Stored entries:
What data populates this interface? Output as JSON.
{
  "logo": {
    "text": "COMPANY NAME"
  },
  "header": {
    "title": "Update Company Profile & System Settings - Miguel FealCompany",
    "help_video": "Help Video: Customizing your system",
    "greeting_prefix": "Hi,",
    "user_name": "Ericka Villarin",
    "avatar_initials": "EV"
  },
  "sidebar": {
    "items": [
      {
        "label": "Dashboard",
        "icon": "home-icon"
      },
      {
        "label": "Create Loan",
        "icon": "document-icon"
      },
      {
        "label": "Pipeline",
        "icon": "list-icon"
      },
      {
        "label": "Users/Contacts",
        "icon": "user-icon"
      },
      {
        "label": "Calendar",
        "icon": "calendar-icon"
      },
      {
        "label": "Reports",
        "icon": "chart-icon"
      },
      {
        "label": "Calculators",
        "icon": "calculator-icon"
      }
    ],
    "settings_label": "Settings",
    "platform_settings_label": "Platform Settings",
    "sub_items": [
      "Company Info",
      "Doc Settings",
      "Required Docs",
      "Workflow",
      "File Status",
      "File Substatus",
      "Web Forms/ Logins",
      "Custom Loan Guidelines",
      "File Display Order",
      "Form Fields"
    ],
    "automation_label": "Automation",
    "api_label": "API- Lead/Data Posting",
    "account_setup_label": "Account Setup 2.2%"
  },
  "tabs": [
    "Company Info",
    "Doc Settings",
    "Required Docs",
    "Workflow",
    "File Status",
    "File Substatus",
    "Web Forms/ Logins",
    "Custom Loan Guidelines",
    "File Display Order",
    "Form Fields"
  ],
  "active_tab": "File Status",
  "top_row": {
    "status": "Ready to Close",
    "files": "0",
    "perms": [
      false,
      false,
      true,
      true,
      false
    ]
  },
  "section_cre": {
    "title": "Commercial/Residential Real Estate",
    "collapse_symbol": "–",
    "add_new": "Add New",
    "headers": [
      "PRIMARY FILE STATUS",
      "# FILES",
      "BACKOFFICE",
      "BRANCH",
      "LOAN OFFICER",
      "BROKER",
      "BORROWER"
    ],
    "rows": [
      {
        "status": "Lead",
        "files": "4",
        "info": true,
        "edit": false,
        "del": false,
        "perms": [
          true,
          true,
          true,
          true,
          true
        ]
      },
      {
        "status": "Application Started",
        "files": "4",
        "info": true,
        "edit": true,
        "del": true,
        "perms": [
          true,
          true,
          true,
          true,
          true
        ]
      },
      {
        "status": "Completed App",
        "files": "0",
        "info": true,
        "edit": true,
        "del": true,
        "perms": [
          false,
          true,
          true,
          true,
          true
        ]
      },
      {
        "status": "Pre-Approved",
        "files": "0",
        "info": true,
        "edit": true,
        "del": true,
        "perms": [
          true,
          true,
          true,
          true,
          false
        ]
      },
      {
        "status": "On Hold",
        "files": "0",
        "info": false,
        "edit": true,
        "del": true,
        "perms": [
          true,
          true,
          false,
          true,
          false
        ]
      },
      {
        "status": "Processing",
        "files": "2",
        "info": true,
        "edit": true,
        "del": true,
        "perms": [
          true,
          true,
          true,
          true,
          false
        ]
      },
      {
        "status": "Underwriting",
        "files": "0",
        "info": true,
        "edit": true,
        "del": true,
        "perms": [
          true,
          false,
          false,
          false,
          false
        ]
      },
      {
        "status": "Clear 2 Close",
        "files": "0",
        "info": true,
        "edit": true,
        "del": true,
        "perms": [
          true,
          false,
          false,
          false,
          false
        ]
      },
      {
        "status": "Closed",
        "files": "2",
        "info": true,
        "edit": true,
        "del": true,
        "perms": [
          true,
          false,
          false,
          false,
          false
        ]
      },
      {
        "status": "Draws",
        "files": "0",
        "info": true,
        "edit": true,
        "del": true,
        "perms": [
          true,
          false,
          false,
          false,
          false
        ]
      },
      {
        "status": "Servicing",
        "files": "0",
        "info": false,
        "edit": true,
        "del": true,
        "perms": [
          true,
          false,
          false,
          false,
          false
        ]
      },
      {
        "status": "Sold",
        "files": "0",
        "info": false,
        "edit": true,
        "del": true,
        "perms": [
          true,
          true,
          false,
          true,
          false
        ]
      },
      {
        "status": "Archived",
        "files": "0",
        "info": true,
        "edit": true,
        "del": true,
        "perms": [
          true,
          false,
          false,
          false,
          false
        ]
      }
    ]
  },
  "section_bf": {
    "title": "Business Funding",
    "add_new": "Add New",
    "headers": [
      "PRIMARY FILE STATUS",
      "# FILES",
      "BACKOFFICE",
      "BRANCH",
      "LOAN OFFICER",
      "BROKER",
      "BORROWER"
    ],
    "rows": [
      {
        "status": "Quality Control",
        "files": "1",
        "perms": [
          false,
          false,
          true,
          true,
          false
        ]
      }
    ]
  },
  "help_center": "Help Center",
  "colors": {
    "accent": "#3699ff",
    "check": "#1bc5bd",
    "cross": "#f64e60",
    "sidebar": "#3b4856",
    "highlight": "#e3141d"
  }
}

> _Objective_
Output each record exactly, leaving nothing out.

> _Written response_
What data populates this interface? Output as JSON.
{
  "logo": {
    "text": "COMPANY NAME"
  },
  "header": {
    "title": "Update Company Profile & System Settings - Miguel FealCompany",
    "help_video": "Help Video: Customizing your system",
    "greeting_prefix": "Hi,",
    "user_name": "Ericka Villarin",
    "avatar_initials": "EV"
  },
  "sidebar": {
    "items": [
      {
        "label": "Dashboard",
        "icon": "home-icon"
      },
      {
        "label": "Create Loan",
        "icon": "document-icon"
      },
      {
        "label": "Pipeline",
        "icon": "list-icon"
      },
      {
        "label": "Users/Contacts",
        "icon": "user-icon"
      },
      {
        "label": "Calendar",
        "icon": "calendar-icon"
      },
      {
        "label": "Reports",
        "icon": "chart-icon"
      },
      {
        "label": "Calculators",
        "icon": "calculator-icon"
      }
    ],
    "settings_label": "Settings",
    "platform_settings_label": "Platform Settings",
    "sub_items": [
      "Company Info",
      "Doc Settings",
      "Required Docs",
      "Workflow",
      "File Status",
      "File Substatus",
      "Web Forms/ Logins",
      "Custom Loan Guidelines",
      "File Display Order",
      "Form Fields"
    ],
    "automation_label": "Automation",
    "api_label": "API- Lead/Data Posting",
    "account_setup_label": "Account Setup 2.2%"
  },
  "tabs": [
    "Company Info",
    "Doc Settings",
    "Required Docs",
    "Workflow",
    "File Status",
    "File Substatus",
    "Web Forms/ Logins",
    "Custom Loan Guidelines",
    "File Display Order",
    "Form Fields"
  ],
  "active_tab": "File Status",
  "top_row": {
    "status": "Ready to Close",
    "files": "0",
    "perms": [
      false,
      false,
      true,
      true,
      false
    ]
  },
  "section_cre": {
    "title": "Commercial/Residential Real Estate",
    "collapse_symbol": "–",
    "add_new": "Add New",
    "headers": [
      "PRIMARY FILE STATUS",
      "# FILES",
      "BACKOFFICE",
      "BRANCH",
      "LOAN OFFICER",
      "BROKER",
      "BORROWER"
    ],
    "rows": [
      {
        "status": "Lead",
        "files": "4",
        "info": true,
        "edit": false,
        "del": false,
        "perms": [
          true,
          true,
          true,
          true,
          true
        ]
      },
      {
        "status": "Application Started",
        "files": "4",
        "info": true,
        "edit": true,
        "del": true,
        "perms": [
          true,
          true,
          true,
          true,
          true
        ]
      },
      {
        "status": "Completed App",
        "files": "0",
        "info": true,
        "edit": true,
        "del": true,
        "perms": [
          false,
          true,
          true,
          true,
          true
        ]
      },
      {
        "status": "Pre-Approved",
        "files": "0",
        "info": true,
        "edit": true,
        "del": true,
        "perms": [
          true,
          true,
          true,
          true,
          false
        ]
      },
      {
        "status": "On Hold",
        "files": "0",
        "info": false,
        "edit": true,
        "del": true,
        "perms": [
          true,
          true,
          false,
          true,
          false
        ]
      },
      {
        "status": "Processing",
        "files": "2",
        "info": true,
        "edit": true,
        "del": true,
        "perms": [
          true,
          true,
          true,
          true,
          false
        ]
      },
      {
        "status": "Underwriting",
        "files": "0",
        "info": true,
        "edit": true,
        "del": true,
        "perms": [
          true,
          false,
          false,
          false,
          false
        ]
      },
      {
        "status": "Clear 2 Close",
        "files": "0",
        "info": true,
        "edit": true,
        "del": true,
        "perms": [
          true,
          false,
          false,
          false,
          false
        ]
      },
      {
        "status": "Closed",
        "files": "2",
        "info": true,
        "edit": true,
        "del": true,
        "perms": [
          true,
          false,
          false,
          false,
          false
        ]
      },
      {
        "status": "Draws",
        "files": "0",
        "info": true,
        "edit": true,
        "del": true,
        "perms": [
          true,
          false,
          false,
          false,
          false
        ]
      },
      {
        "status": "Servicing",
        "files": "0",
        "info": false,
        "edit": true,
        "del": true,
        "perms": [
          true,
          false,
          false,
          false,
          false
        ]
      },
      {
        "status": "Sold",
        "files": "0",
        "info": false,
        "edit": true,
        "del": true,
        "perms": [
          true,
          true,
          false,
          true,
          false
        ]
      },
      {
        "status": "Archived",
        "files": "0",
        "info": true,
        "edit": true,
        "del": true,
        "perms": [
          true,
          false,
          false,
          false,
          false
        ]
      }
    ]
  },
  "section_bf": {
    "title": "Business Funding",
    "add_new": "Add New",
    "headers": [
      "PRIMARY FILE STATUS",
      "# FILES",
      "BACKOFFICE",
      "BRANCH",
      "LOAN OFFICER",
      "BROKER",
      "BORROWER"
    ],
    "rows": [
      {
        "status": "Quality Control",
        "files": "1",
        "perms": [
          false,
          false,
          true,
          true,
          false
        ]
      }
    ]
  },
  "help_center": "Help Center",
  "colors": {
    "accent": "#3699ff",
    "check": "#1bc5bd",
    "cross": "#f64e60",
    "sidebar": "#3b4856",
    "highlight": "#e3141d"
  }
}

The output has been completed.